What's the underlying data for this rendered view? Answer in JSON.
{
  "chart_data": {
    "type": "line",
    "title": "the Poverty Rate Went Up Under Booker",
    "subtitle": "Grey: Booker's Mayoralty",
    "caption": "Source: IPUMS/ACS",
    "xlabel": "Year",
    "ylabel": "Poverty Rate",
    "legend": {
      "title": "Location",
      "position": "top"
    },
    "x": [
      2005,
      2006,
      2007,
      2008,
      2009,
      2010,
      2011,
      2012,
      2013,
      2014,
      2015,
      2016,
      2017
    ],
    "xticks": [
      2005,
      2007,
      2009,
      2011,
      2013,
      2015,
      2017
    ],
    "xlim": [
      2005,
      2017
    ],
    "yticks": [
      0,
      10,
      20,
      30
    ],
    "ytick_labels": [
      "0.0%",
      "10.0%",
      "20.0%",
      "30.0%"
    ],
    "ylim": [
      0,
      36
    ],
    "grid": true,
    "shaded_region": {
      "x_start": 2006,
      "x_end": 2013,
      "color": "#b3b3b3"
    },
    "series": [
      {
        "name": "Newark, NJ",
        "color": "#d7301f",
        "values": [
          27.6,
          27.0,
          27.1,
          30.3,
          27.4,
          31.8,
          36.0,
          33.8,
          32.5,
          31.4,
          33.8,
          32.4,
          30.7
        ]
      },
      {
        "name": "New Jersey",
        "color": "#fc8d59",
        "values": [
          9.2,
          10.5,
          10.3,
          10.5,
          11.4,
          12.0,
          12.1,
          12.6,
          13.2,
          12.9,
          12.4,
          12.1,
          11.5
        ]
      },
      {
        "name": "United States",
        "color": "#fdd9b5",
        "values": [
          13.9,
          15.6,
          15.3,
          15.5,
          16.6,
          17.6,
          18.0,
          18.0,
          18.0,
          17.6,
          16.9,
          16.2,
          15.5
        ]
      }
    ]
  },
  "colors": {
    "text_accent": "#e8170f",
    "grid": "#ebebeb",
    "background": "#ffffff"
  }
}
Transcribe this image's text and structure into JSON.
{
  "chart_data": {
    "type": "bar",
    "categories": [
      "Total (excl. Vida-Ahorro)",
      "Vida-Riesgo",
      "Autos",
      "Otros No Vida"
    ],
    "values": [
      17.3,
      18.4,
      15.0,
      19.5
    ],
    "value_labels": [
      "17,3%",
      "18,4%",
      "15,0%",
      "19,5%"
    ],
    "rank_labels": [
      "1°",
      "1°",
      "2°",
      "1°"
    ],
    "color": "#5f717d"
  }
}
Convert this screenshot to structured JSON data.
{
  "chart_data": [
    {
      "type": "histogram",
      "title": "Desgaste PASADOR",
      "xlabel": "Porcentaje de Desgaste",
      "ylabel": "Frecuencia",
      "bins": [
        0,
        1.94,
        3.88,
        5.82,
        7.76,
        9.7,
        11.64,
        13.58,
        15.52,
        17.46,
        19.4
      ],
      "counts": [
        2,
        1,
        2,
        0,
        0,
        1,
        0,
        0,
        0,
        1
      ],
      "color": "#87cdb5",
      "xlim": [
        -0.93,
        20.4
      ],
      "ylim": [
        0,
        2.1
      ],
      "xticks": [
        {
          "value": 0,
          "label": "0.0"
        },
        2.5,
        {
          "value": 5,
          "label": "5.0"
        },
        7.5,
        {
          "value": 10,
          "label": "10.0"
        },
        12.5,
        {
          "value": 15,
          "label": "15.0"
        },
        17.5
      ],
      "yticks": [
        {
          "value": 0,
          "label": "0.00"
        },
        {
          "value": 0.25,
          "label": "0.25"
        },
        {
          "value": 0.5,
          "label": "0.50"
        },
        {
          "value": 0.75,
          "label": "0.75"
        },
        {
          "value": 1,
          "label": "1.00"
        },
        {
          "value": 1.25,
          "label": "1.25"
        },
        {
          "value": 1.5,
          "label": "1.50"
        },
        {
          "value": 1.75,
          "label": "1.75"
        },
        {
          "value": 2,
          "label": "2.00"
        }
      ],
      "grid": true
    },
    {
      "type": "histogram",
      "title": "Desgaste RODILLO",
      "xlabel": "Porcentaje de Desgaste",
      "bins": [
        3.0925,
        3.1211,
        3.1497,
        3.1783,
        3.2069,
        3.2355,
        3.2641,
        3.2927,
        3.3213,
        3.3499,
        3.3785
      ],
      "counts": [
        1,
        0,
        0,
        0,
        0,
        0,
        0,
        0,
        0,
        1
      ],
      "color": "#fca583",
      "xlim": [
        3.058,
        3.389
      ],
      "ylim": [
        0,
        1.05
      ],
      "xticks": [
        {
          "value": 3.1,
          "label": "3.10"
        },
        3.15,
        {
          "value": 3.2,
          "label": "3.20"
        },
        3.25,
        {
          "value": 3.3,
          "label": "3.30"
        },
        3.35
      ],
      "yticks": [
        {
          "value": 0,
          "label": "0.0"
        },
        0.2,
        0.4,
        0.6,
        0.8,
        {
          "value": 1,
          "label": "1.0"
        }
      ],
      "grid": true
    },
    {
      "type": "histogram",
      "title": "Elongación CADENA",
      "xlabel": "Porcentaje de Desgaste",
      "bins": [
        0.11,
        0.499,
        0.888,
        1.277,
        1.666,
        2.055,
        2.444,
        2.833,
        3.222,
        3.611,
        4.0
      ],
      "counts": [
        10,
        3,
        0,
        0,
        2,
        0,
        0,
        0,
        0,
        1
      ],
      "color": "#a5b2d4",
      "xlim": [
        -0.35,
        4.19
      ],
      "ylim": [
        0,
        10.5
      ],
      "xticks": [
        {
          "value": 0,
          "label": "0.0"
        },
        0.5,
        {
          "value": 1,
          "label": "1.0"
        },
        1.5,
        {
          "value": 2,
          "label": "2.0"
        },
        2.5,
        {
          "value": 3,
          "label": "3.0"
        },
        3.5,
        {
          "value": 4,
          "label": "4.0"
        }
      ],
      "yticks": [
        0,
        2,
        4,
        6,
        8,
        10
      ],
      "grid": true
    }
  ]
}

━━━━━━

Objective — Transcribe the whole listing exactly.

Solution for this problem —
What's the underlying data for this rendered view? Answer in JSON.
{
  "chart_data": {
    "type": "line",
    "title": "the Poverty Rate Went Up Under Booker",
    "subtitle": "Grey: Booker's Mayoralty",
    "caption": "Source: IPUMS/ACS",
    "xlabel": "Year",
    "ylabel": "Poverty Rate",
    "legend": {
      "title": "Location",
      "position": "top"
    },
    "x": [
      2005,
      2006,
      2007,
      2008,
      2009,
      2010,
      2011,
      2012,
      2013,
      2014,
      2015,
      2016,
      2017
    ],
    "xticks": [
      2005,
      2007,
      2009,
      2011,
      2013,
      2015,
      2017
    ],
    "xlim": [
      2005,
      2017
    ],
    "yticks": [
      0,
      10,
      20,
      30
    ],
    "ytick_labels": [
      "0.0%",
      "10.0%",
      "20.0%",
      "30.0%"
    ],
    "ylim": [
      0,
      36
    ],
    "grid": true,
    "shaded_region": {
      "x_start": 2006,
      "x_end": 2013,
      "color": "#b3b3b3"
    },
    "series": [
      {
        "name": "Newark, NJ",
        "color": "#d7301f",
        "values": [
          27.6,
          27.0,
          27.1,
          30.3,
          27.4,
          31.8,
          36.0,
          33.8,
          32.5,
          31.4,
          33.8,
          32.4,
          30.7
        ]
      },
      {
        "name": "New Jersey",
        "color": "#fc8d59",
        "values": [
          9.2,
          10.5,
          10.3,
          10.5,
          11.4,
          12.0,
          12.1,
          12.6,
          13.2,
          12.9,
          12.4,
          12.1,
          11.5
        ]
      },
      {
        "name": "United States",
        "color": "#fdd9b5",
        "values": [
          13.9,
          15.6,
          15.3,
          15.5,
          16.6,
          17.6,
          18.0,
          18.0,
          18.0,
          17.6,
          16.9,
          16.2,
          15.5
        ]
      }
    ]
  },
  "colors": {
    "text_accent": "#e8170f",
    "grid": "#ebebeb",
    "background": "#ffffff"
  }
}
Transcribe this image's text and structure into JSON.
{
  "chart_data": {
    "type": "bar",
    "categories": [
      "Total (excl. Vida-Ahorro)",
      "Vida-Riesgo",
      "Autos",
      "Otros No Vida"
    ],
    "values": [
      17.3,
      18.4,
      15.0,
      19.5
    ],
    "value_labels": [
      "17,3%",
      "18,4%",
      "15,0%",
      "19,5%"
    ],
    "rank_labels": [
      "1°",
      "1°",
      "2°",
      "1°"
    ],
    "color": "#5f717d"
  }
}
Convert this screenshot to structured JSON data.
{
  "chart_data": [
    {
      "type": "histogram",
      "title": "Desgaste PASADOR",
      "xlabel": "Porcentaje de Desgaste",
      "ylabel": "Frecuencia",
      "bins": [
        0,
        1.94,
        3.88,
        5.82,
        7.76,
        9.7,
        11.64,
        13.58,
        15.52,
        17.46,
        19.4
      ],
      "counts": [
        2,
        1,
        2,
        0,
        0,
        1,
        0,
        0,
        0,
        1
      ],
      "color": "#87cdb5",
      "xlim": [
        -0.93,
        20.4
      ],
      "ylim": [
        0,
        2.1
      ],
      "xticks": [
        {
          "value": 0,
          "label": "0.0"
        },
        2.5,
        {
          "value": 5,
          "label": "5.0"
        },
        7.5,
        {
          "value": 10,
          "label": "10.0"
        },
        12.5,
        {
          "value": 15,
          "label": "15.0"
        },
        17.5
      ],
      "yticks": [
        {
          "value": 0,
          "label": "0.00"
        },
        {
          "value": 0.25,
          "label": "0.25"
        },
        {
          "value": 0.5,
          "label": "0.50"
        },
        {
          "value": 0.75,
          "label": "0.75"
        },
        {
          "value": 1,
          "label": "1.00"
        },
        {
          "value": 1.25,
          "label": "1.25"
        },
        {
          "value": 1.5,
          "label": "1.50"
        },
        {
          "value": 1.75,
          "label": "1.75"
        },
        {
          "value": 2,
          "label": "2.00"
        }
      ],
      "grid": true
    },
    {
      "type": "histogram",
      "title": "Desgaste RODILLO",
      "xlabel": "Porcentaje de Desgaste",
      "bins": [
        3.0925,
        3.1211,
        3.1497,
        3.1783,
        3.2069,
        3.2355,
        3.2641,
        3.2927,
        3.3213,
        3.3499,
        3.3785
      ],
      "counts": [
        1,
        0,
        0,
        0,
        0,
        0,
        0,
        0,
        0,
        1
      ],
      "color": "#fca583",
      "xlim": [
        3.058,
        3.389
      ],
      "ylim": [
        0,
        1.05
      ],
      "xticks": [
        {
          "value": 3.1,
          "label": "3.10"
        },
        3.15,
        {
          "value": 3.2,
          "label": "3.20"
        },
        3.25,
        {
          "value": 3.3,
          "label": "3.30"
        },
        3.35
      ],
      "yticks": [
        {
          "value": 0,
          "label": "0.0"
        },
        0.2,
        0.4,
        0.6,
        0.8,
        {
          "value": 1,
          "label": "1.0"
        }
      ],
      "grid": true
    },
    {
      "type": "histogram",
      "title": "Elongación CADENA",
      "xlabel": "Porcentaje de Desgaste",
      "bins": [
        0.11,
        0.499,
        0.888,
        1.277,
        1.666,
        2.055,
        2.444,
        2.833,
        3.222,
        3.611,
        4.0
      ],
      "counts": [
        10,
        3,
        0,
        0,
        2,
        0,
        0,
        0,
        0,
        1
      ],
      "color": "#a5b2d4",
      "xlim": [
        -0.35,
        4.19
      ],
      "ylim": [
        0,
        10.5
      ],
      "xticks": [
        {
          "value": 0,
          "label": "0.0"
        },
        0.5,
        {
          "value": 1,
          "label": "1.0"
        },
        1.5,
        {
          "value": 2,
          "label": "2.0"
        },
        2.5,
        {
          "value": 3,
          "label": "3.0"
        },
        3.5,
        {
          "value": 4,
          "label": "4.0"
        }
      ],
      "yticks": [
        0,
        2,
        4,
        6,
        8,
        10
      ],
      "grid": true
    }
  ]
}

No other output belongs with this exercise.